**Figure data in JSON:**
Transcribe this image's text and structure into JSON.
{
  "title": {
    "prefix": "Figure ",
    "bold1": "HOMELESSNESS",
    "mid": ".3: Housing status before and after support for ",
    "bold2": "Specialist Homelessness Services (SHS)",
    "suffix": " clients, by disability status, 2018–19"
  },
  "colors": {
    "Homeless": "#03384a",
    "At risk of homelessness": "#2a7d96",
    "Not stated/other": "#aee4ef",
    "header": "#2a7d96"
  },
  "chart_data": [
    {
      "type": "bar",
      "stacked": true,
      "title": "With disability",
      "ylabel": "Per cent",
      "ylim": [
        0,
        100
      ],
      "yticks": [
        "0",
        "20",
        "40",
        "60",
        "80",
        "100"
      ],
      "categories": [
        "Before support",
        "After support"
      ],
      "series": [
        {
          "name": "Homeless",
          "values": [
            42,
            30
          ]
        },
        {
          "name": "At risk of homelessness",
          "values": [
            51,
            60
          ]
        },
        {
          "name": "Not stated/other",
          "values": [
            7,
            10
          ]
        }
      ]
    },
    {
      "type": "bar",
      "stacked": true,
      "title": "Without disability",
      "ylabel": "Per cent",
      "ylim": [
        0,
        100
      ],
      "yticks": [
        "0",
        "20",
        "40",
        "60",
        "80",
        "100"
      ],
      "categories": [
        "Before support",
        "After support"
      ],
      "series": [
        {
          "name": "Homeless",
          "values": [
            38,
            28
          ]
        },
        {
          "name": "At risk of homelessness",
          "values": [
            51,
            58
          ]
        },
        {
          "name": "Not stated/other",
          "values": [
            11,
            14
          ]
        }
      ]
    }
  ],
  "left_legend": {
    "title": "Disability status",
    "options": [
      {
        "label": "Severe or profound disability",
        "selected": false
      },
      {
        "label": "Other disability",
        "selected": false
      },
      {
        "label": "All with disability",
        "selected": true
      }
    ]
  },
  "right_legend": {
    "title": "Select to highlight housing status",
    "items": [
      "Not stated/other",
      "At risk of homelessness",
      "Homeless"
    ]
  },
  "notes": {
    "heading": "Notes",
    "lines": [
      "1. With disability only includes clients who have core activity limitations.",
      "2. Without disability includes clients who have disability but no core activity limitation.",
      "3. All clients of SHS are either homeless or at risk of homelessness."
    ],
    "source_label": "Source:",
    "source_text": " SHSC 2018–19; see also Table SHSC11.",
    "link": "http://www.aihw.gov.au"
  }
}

**Goal of the exercise:**
The full set of records should be duplicated exactly.

**Problem solution:**
Transcribe this image's text and structure into JSON.
{
  "title": {
    "prefix": "Figure ",
    "bold1": "HOMELESSNESS",
    "mid": ".3: Housing status before and after support for ",
    "bold2": "Specialist Homelessness Services (SHS)",
    "suffix": " clients, by disability status, 2018–19"
  },
  "colors": {
    "Homeless": "#03384a",
    "At risk of homelessness": "#2a7d96",
    "Not stated/other": "#aee4ef",
    "header": "#2a7d96"
  },
  "chart_data": [
    {
      "type": "bar",
      "stacked": true,
      "title": "With disability",
      "ylabel": "Per cent",
      "ylim": [
        0,
        100
      ],
      "yticks": [
        "0",
        "20",
        "40",
        "60",
        "80",
        "100"
      ],
      "categories": [
        "Before support",
        "After support"
      ],
      "series": [
        {
          "name": "Homeless",
          "values": [
            42,
            30
          ]
        },
        {
          "name": "At risk of homelessness",
          "values": [
            51,
            60
          ]
        },
        {
          "name": "Not stated/other",
          "values": [
            7,
            10
          ]
        }
      ]
    },
    {
      "type": "bar",
      "stacked": true,
      "title": "Without disability",
      "ylabel": "Per cent",
      "ylim": [
        0,
        100
      ],
      "yticks": [
        "0",
        "20",
        "40",
        "60",
        "80",
        "100"
      ],
      "categories": [
        "Before support",
        "After support"
      ],
      "series": [
        {
          "name": "Homeless",
          "values": [
            38,
            28
          ]
        },
        {
          "name": "At risk of homelessness",
          "values": [
            51,
            58
          ]
        },
        {
          "name": "Not stated/other",
          "values": [
            11,
            14
          ]
        }
      ]
    }
  ],
  "left_legend": {
    "title": "Disability status",
    "options": [
      {
        "label": "Severe or profound disability",
        "selected": false
      },
      {
        "label": "Other disability",
        "selected": false
      },
      {
        "label": "All with disability",
        "selected": true
      }
    ]
  },
  "right_legend": {
    "title": "Select to highlight housing status",
    "items": [
      "Not stated/other",
      "At risk of homelessness",
      "Homeless"
    ]
  },
  "notes": {
    "heading": "Notes",
    "lines": [
      "1. With disability only includes clients who have core activity limitations.",
      "2. Without disability includes clients who have disability but no core activity limitation.",
      "3. All clients of SHS are either homeless or at risk of homelessness."
    ],
    "source_label": "Source:",
    "source_text": " SHSC 2018–19; see also Table SHSC11.",
    "link": "http://www.aihw.gov.au"
  }
}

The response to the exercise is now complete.